INFORMATION SHOWN.

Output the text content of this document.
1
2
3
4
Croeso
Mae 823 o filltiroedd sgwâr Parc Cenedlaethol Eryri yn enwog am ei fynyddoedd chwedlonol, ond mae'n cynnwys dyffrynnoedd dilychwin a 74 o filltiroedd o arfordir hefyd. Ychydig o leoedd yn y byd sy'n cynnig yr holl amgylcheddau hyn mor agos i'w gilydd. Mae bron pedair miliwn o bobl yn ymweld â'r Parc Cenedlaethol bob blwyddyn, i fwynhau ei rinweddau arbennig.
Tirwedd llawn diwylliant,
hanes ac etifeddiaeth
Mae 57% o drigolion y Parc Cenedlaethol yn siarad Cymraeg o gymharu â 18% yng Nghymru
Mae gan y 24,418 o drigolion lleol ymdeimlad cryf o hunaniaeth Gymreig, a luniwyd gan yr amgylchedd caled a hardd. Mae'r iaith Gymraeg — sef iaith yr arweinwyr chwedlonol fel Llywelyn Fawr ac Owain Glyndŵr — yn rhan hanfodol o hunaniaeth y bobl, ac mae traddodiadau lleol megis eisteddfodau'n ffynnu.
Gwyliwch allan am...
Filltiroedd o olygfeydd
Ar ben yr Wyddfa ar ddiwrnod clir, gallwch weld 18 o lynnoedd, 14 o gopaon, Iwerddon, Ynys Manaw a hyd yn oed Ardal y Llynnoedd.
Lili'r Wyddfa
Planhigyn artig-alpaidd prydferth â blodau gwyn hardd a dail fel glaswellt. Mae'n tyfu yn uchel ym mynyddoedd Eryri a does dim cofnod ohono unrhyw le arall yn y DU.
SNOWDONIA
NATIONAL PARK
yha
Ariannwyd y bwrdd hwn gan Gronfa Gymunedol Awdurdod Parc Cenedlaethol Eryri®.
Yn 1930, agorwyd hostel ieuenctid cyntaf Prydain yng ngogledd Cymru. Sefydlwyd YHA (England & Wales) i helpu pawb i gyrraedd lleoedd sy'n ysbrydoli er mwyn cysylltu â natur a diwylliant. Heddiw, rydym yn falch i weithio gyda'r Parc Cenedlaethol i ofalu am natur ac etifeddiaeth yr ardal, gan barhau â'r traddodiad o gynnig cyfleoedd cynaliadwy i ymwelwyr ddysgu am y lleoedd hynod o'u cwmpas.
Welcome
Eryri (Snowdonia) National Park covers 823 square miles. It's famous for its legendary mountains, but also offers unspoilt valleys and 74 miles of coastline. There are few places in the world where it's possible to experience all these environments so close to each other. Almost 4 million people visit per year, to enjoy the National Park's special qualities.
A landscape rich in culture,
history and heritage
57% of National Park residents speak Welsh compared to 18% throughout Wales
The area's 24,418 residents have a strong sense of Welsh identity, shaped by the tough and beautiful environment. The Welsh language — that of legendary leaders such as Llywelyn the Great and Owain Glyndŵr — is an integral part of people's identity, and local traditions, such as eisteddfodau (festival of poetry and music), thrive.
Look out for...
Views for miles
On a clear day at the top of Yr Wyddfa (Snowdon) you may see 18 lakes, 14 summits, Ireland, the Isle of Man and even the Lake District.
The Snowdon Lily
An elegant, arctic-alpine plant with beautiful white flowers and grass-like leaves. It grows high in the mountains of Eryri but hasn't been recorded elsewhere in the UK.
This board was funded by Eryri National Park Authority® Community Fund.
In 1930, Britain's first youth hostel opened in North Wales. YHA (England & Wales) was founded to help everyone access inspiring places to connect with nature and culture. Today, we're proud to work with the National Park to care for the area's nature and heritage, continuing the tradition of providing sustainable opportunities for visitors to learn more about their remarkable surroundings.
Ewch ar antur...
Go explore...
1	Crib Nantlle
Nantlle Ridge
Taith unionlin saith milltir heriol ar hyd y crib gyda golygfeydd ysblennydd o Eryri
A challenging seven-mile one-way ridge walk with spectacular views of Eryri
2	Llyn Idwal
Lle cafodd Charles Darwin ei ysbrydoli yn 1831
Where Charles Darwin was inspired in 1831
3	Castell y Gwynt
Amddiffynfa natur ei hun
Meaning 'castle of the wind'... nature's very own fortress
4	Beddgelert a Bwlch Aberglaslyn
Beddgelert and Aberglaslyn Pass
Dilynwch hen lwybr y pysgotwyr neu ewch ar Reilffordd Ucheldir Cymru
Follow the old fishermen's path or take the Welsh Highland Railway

WHAT TO DO. Please repeat the material above, word for word and in full.

RESPONSE TO THE EXERCISE.
Output the text content of this document.
1
2
3
4
Croeso
Mae 823 o filltiroedd sgwâr Parc Cenedlaethol Eryri yn enwog am ei fynyddoedd chwedlonol, ond mae'n cynnwys dyffrynnoedd dilychwin a 74 o filltiroedd o arfordir hefyd. Ychydig o leoedd yn y byd sy'n cynnig yr holl amgylcheddau hyn mor agos i'w gilydd. Mae bron pedair miliwn o bobl yn ymweld â'r Parc Cenedlaethol bob blwyddyn, i fwynhau ei rinweddau arbennig.
Tirwedd llawn diwylliant,
hanes ac etifeddiaeth
Mae 57% o drigolion y Parc Cenedlaethol yn siarad Cymraeg o gymharu â 18% yng Nghymru
Mae gan y 24,418 o drigolion lleol ymdeimlad cryf o hunaniaeth Gymreig, a luniwyd gan yr amgylchedd caled a hardd. Mae'r iaith Gymraeg — sef iaith yr arweinwyr chwedlonol fel Llywelyn Fawr ac Owain Glyndŵr — yn rhan hanfodol o hunaniaeth y bobl, ac mae traddodiadau lleol megis eisteddfodau'n ffynnu.
Gwyliwch allan am...
Filltiroedd o olygfeydd
Ar ben yr Wyddfa ar ddiwrnod clir, gallwch weld 18 o lynnoedd, 14 o gopaon, Iwerddon, Ynys Manaw a hyd yn oed Ardal y Llynnoedd.
Lili'r Wyddfa
Planhigyn artig-alpaidd prydferth â blodau gwyn hardd a dail fel glaswellt. Mae'n tyfu yn uchel ym mynyddoedd Eryri a does dim cofnod ohono unrhyw le arall yn y DU.
SNOWDONIA
NATIONAL PARK
yha
Ariannwyd y bwrdd hwn gan Gronfa Gymunedol Awdurdod Parc Cenedlaethol Eryri®.
Yn 1930, agorwyd hostel ieuenctid cyntaf Prydain yng ngogledd Cymru. Sefydlwyd YHA (England & Wales) i helpu pawb i gyrraedd lleoedd sy'n ysbrydoli er mwyn cysylltu â natur a diwylliant. Heddiw, rydym yn falch i weithio gyda'r Parc Cenedlaethol i ofalu am natur ac etifeddiaeth yr ardal, gan barhau â'r traddodiad o gynnig cyfleoedd cynaliadwy i ymwelwyr ddysgu am y lleoedd hynod o'u cwmpas.
Welcome
Eryri (Snowdonia) National Park covers 823 square miles. It's famous for its legendary mountains, but also offers unspoilt valleys and 74 miles of coastline. There are few places in the world where it's possible to experience all these environments so close to each other. Almost 4 million people visit per year, to enjoy the National Park's special qualities.
A landscape rich in culture,
history and heritage
57% of National Park residents speak Welsh compared to 18% throughout Wales
The area's 24,418 residents have a strong sense of Welsh identity, shaped by the tough and beautiful environment. The Welsh language — that of legendary leaders such as Llywelyn the Great and Owain Glyndŵr — is an integral part of people's identity, and local traditions, such as eisteddfodau (festival of poetry and music), thrive.
Look out for...
Views for miles
On a clear day at the top of Yr Wyddfa (Snowdon) you may see 18 lakes, 14 summits, Ireland, the Isle of Man and even the Lake District.
The Snowdon Lily
An elegant, arctic-alpine plant with beautiful white flowers and grass-like leaves. It grows high in the mountains of Eryri but hasn't been recorded elsewhere in the UK.
This board was funded by Eryri National Park Authority® Community Fund.
In 1930, Britain's first youth hostel opened in North Wales. YHA (England & Wales) was founded to help everyone access inspiring places to connect with nature and culture. Today, we're proud to work with the National Park to care for the area's nature and heritage, continuing the tradition of providing sustainable opportunities for visitors to learn more about their remarkable surroundings.
Ewch ar antur...
Go explore...
1	Crib Nantlle
Nantlle Ridge
Taith unionlin saith milltir heriol ar hyd y crib gyda golygfeydd ysblennydd o Eryri
A challenging seven-mile one-way ridge walk with spectacular views of Eryri
2	Llyn Idwal
Lle cafodd Charles Darwin ei ysbrydoli yn 1831
Where Charles Darwin was inspired in 1831
3	Castell y Gwynt
Amddiffynfa natur ei hun
Meaning 'castle of the wind'... nature's very own fortress
4	Beddgelert a Bwlch Aberglaslyn
Beddgelert and Aberglaslyn Pass
Dilynwch hen lwybr y pysgotwyr neu ewch ar Reilffordd Ucheldir Cymru
Follow the old fishermen's path or take the Welsh Highland Railway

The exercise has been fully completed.